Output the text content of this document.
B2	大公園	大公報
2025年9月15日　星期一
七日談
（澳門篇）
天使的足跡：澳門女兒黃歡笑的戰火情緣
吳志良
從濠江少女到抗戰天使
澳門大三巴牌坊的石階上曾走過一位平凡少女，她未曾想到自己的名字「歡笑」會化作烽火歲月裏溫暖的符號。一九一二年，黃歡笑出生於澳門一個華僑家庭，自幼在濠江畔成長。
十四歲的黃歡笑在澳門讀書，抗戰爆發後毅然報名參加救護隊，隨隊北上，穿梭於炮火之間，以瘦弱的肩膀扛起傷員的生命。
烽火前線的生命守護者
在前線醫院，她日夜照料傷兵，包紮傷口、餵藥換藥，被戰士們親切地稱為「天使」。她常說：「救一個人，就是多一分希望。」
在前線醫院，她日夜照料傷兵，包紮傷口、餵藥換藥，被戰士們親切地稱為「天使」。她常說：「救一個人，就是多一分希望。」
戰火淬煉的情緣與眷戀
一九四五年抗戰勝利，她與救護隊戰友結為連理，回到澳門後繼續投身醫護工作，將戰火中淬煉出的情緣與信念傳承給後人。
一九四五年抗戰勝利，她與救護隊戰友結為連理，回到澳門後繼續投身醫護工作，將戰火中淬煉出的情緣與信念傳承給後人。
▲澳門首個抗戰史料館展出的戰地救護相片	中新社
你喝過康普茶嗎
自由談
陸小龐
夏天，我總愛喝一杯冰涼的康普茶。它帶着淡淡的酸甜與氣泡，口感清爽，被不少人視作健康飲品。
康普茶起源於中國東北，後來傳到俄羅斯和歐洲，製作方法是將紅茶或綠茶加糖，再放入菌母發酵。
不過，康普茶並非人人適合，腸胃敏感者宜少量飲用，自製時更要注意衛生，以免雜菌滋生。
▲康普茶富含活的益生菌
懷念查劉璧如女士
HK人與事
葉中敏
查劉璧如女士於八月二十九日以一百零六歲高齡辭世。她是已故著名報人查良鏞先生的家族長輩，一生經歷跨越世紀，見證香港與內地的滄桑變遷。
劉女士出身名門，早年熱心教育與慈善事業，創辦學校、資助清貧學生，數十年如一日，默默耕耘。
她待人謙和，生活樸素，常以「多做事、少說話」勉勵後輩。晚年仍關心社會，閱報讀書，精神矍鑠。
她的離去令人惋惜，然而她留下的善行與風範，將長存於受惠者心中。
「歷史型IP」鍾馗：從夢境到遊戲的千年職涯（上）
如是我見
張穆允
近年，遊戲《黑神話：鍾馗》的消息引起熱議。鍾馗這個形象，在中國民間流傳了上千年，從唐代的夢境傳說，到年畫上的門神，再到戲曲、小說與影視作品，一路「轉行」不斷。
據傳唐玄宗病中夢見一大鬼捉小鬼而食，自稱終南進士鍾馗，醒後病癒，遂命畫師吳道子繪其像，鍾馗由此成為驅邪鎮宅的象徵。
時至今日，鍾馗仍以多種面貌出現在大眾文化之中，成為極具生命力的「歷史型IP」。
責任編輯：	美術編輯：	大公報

- Aim of the task:
Reproduce the records above exactly as they appear.

- Answer to this exercise:
Output the text content of this document.
B2	大公園	大公報
2025年9月15日　星期一
七日談
（澳門篇）
天使的足跡：澳門女兒黃歡笑的戰火情緣
吳志良
從濠江少女到抗戰天使
澳門大三巴牌坊的石階上曾走過一位平凡少女，她未曾想到自己的名字「歡笑」會化作烽火歲月裏溫暖的符號。一九一二年，黃歡笑出生於澳門一個華僑家庭，自幼在濠江畔成長。
十四歲的黃歡笑在澳門讀書，抗戰爆發後毅然報名參加救護隊，隨隊北上，穿梭於炮火之間，以瘦弱的肩膀扛起傷員的生命。
烽火前線的生命守護者
在前線醫院，她日夜照料傷兵，包紮傷口、餵藥換藥，被戰士們親切地稱為「天使」。她常說：「救一個人，就是多一分希望。」
在前線醫院，她日夜照料傷兵，包紮傷口、餵藥換藥，被戰士們親切地稱為「天使」。她常說：「救一個人，就是多一分希望。」
戰火淬煉的情緣與眷戀
一九四五年抗戰勝利，她與救護隊戰友結為連理，回到澳門後繼續投身醫護工作，將戰火中淬煉出的情緣與信念傳承給後人。
一九四五年抗戰勝利，她與救護隊戰友結為連理，回到澳門後繼續投身醫護工作，將戰火中淬煉出的情緣與信念傳承給後人。
▲澳門首個抗戰史料館展出的戰地救護相片	中新社
你喝過康普茶嗎
自由談
陸小龐
夏天，我總愛喝一杯冰涼的康普茶。它帶着淡淡的酸甜與氣泡，口感清爽，被不少人視作健康飲品。
康普茶起源於中國東北，後來傳到俄羅斯和歐洲，製作方法是將紅茶或綠茶加糖，再放入菌母發酵。
不過，康普茶並非人人適合，腸胃敏感者宜少量飲用，自製時更要注意衛生，以免雜菌滋生。
▲康普茶富含活的益生菌
懷念查劉璧如女士
HK人與事
葉中敏
查劉璧如女士於八月二十九日以一百零六歲高齡辭世。她是已故著名報人查良鏞先生的家族長輩，一生經歷跨越世紀，見證香港與內地的滄桑變遷。
劉女士出身名門，早年熱心教育與慈善事業，創辦學校、資助清貧學生，數十年如一日，默默耕耘。
她待人謙和，生活樸素，常以「多做事、少說話」勉勵後輩。晚年仍關心社會，閱報讀書，精神矍鑠。
她的離去令人惋惜，然而她留下的善行與風範，將長存於受惠者心中。
「歷史型IP」鍾馗：從夢境到遊戲的千年職涯（上）
如是我見
張穆允
近年，遊戲《黑神話：鍾馗》的消息引起熱議。鍾馗這個形象，在中國民間流傳了上千年，從唐代的夢境傳說，到年畫上的門神，再到戲曲、小說與影視作品，一路「轉行」不斷。
據傳唐玄宗病中夢見一大鬼捉小鬼而食，自稱終南進士鍾馗，醒後病癒，遂命畫師吳道子繪其像，鍾馗由此成為驅邪鎮宅的象徵。
時至今日，鍾馗仍以多種面貌出現在大眾文化之中，成為極具生命力的「歷史型IP」。
責任編輯：	美術編輯：	大公報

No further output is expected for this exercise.